**What the task asks**. Each line that contains the word "name" counts once; give the total for the records below and nothing else.

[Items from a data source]
===

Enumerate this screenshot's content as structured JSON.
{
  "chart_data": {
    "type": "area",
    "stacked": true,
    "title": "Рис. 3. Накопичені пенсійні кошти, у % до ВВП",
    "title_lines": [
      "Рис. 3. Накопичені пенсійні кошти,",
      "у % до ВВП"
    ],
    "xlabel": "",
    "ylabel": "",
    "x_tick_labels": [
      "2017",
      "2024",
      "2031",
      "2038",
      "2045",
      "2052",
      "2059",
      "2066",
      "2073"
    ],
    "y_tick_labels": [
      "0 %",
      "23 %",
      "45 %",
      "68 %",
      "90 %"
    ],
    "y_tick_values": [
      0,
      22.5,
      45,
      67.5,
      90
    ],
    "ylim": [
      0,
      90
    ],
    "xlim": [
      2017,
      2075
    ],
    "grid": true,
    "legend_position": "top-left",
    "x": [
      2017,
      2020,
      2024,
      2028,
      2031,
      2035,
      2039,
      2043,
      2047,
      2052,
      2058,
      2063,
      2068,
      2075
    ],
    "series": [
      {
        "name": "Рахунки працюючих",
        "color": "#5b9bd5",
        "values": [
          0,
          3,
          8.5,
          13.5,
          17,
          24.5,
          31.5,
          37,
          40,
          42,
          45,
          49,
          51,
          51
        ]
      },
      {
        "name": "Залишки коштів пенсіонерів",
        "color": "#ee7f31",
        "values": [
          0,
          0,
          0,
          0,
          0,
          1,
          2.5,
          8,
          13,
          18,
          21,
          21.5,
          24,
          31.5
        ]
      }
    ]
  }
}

===

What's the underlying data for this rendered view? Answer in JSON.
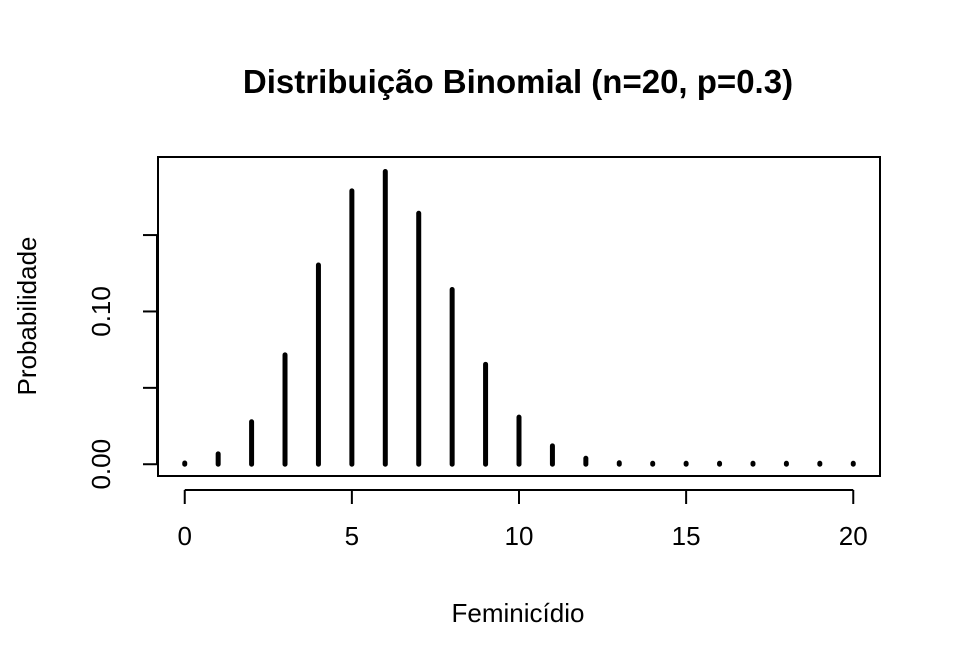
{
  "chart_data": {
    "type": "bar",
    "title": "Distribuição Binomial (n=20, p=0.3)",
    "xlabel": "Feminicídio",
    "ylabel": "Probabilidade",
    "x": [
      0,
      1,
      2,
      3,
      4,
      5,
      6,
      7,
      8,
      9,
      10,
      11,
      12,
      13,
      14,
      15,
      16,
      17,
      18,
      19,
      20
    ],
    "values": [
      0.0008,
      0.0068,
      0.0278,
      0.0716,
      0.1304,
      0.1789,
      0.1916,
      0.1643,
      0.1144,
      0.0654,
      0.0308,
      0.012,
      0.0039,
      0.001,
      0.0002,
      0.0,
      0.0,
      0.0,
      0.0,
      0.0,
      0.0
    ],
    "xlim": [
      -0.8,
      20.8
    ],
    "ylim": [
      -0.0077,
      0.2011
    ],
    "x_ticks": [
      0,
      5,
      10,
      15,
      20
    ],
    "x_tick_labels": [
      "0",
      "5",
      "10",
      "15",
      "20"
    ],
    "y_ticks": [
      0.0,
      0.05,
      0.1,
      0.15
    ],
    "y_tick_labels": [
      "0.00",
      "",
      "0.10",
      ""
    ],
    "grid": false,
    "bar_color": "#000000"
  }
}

===

**The reply**. 2